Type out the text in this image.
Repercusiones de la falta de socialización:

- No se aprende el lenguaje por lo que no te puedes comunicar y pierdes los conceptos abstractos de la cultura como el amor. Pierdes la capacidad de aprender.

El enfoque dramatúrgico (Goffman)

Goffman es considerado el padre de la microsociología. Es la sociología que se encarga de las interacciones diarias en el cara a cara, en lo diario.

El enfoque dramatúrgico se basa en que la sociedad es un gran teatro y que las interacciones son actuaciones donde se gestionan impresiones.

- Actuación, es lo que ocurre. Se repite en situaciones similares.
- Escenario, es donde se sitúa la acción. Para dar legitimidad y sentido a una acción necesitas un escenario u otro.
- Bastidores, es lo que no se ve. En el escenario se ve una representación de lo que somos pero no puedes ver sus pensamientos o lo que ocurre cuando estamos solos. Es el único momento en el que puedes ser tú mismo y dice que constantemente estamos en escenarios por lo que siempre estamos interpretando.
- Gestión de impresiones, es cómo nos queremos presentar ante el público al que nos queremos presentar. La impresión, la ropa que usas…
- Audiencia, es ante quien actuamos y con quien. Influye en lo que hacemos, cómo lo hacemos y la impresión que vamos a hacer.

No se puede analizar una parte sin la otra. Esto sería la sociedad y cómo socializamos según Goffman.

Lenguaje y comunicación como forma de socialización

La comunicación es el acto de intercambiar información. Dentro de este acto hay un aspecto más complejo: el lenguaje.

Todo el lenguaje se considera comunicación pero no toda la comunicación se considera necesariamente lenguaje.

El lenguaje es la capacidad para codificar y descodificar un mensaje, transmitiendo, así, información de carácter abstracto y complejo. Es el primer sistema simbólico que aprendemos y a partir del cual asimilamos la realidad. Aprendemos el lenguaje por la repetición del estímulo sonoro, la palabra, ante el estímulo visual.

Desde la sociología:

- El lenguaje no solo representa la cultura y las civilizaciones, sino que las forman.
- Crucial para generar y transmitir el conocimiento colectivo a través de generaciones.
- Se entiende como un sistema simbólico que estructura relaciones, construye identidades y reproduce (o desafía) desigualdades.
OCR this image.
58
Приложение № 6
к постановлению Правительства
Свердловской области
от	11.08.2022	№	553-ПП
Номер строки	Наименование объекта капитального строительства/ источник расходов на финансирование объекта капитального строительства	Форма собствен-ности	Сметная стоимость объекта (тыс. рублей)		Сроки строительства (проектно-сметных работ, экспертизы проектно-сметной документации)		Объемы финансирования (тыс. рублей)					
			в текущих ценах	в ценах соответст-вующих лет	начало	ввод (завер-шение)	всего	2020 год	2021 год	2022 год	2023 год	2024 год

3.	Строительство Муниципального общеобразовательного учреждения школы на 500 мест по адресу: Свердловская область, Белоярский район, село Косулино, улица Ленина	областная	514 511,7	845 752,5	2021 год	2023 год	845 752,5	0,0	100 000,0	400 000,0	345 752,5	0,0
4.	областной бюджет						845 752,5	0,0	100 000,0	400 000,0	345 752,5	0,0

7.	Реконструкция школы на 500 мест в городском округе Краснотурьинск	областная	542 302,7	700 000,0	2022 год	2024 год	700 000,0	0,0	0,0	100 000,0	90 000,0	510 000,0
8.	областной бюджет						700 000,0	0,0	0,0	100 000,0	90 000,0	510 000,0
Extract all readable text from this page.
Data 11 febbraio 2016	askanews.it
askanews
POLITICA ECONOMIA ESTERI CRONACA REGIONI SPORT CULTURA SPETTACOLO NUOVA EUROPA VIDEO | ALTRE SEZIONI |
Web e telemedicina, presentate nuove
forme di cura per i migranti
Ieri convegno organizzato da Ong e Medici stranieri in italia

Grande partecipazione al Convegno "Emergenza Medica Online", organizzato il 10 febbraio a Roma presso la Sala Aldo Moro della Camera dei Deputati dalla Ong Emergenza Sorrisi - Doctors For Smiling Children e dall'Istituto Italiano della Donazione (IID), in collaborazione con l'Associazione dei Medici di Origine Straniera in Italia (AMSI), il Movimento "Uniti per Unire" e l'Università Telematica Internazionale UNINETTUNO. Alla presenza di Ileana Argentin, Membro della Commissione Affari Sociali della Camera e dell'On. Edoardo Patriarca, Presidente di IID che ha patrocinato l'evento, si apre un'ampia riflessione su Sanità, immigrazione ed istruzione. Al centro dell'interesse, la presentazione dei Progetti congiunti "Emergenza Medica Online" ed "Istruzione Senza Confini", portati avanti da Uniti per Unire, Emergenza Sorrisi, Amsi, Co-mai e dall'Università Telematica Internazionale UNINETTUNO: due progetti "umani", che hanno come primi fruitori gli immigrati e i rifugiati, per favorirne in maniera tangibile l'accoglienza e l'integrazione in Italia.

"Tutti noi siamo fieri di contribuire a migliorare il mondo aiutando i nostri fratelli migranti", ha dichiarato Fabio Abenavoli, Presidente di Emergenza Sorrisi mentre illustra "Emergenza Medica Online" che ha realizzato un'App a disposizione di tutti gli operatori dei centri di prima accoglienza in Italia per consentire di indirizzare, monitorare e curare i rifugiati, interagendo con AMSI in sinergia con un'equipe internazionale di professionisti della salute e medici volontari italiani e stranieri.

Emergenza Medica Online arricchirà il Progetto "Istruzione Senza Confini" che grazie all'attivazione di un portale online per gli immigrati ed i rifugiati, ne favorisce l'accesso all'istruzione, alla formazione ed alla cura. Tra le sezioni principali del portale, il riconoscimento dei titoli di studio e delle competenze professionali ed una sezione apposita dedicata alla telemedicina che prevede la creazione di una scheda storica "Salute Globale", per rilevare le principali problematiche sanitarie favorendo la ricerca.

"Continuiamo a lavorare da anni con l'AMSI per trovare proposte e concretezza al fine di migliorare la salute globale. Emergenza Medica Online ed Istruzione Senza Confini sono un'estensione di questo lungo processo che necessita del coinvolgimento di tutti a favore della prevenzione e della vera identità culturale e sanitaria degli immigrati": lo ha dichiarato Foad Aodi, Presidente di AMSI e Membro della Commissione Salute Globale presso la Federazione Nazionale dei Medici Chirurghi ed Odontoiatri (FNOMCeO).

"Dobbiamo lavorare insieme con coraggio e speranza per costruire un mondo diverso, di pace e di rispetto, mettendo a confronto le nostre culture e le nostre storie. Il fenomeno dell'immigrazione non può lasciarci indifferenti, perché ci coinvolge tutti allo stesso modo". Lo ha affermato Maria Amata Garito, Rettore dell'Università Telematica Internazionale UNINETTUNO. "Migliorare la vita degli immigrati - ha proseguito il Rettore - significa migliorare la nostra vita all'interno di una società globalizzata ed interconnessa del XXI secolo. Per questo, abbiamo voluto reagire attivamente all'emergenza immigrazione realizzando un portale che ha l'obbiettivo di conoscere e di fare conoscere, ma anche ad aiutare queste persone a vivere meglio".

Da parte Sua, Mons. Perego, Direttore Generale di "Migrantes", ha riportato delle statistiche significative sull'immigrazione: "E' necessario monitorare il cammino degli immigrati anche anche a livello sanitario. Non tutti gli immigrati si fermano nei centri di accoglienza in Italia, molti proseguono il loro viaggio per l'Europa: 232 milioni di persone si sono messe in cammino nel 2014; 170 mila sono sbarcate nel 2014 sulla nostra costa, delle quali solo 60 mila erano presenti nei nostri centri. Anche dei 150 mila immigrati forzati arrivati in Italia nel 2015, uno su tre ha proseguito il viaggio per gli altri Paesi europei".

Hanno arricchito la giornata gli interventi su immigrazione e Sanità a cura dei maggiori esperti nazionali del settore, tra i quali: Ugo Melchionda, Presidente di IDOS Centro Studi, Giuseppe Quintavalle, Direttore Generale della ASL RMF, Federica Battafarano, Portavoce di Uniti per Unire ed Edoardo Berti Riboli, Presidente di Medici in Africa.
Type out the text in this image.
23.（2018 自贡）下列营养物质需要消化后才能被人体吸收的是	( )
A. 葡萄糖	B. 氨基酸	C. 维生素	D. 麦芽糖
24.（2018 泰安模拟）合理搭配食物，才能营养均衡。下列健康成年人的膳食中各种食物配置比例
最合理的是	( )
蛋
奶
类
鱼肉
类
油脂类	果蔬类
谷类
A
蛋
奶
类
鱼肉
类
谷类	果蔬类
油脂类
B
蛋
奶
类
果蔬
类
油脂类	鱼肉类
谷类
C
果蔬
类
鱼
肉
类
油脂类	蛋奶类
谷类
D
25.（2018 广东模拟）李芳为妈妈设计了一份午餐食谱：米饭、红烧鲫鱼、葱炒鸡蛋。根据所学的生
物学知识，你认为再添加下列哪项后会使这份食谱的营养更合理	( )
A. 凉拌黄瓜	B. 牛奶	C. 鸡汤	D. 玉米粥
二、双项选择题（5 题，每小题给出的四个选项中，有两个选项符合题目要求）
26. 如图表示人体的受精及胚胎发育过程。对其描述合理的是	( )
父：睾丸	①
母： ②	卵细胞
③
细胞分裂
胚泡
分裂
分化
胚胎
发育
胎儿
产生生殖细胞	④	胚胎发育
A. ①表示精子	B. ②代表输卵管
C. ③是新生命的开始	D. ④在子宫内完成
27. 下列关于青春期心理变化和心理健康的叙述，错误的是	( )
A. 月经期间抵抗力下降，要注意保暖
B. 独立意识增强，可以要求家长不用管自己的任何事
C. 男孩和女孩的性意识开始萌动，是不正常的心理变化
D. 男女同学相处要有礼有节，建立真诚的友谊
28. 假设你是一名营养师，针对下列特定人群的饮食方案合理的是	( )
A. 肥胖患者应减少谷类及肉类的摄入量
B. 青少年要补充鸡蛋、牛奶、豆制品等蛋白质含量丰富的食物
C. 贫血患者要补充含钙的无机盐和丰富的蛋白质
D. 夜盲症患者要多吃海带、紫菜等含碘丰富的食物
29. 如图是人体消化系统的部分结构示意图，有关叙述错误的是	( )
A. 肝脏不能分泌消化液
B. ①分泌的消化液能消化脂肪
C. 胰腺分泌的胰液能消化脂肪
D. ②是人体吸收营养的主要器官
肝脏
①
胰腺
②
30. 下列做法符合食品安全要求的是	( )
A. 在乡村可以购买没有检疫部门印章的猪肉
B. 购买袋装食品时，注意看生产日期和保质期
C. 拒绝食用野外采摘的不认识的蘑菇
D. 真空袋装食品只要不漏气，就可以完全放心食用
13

→ **Written instruction**
In the records above, locate every line with the string "puedes" and copy it.

→ **Task answer**
- No se aprende el lenguaje por lo que no te puedes comunicar y pierdes los conceptos abstractos de la cultura como el amor. Pierdes la capacidad de aprender.
- Bastidores, es lo que no se ve. En el escenario se ve una representación de lo que somos pero no puedes ver sus pensamientos o lo que ocurre cuando estamos solos. Es el único momento en el que puedes ser tú mismo y dice que constantemente estamos en escenarios por lo que siempre estamos interpretando.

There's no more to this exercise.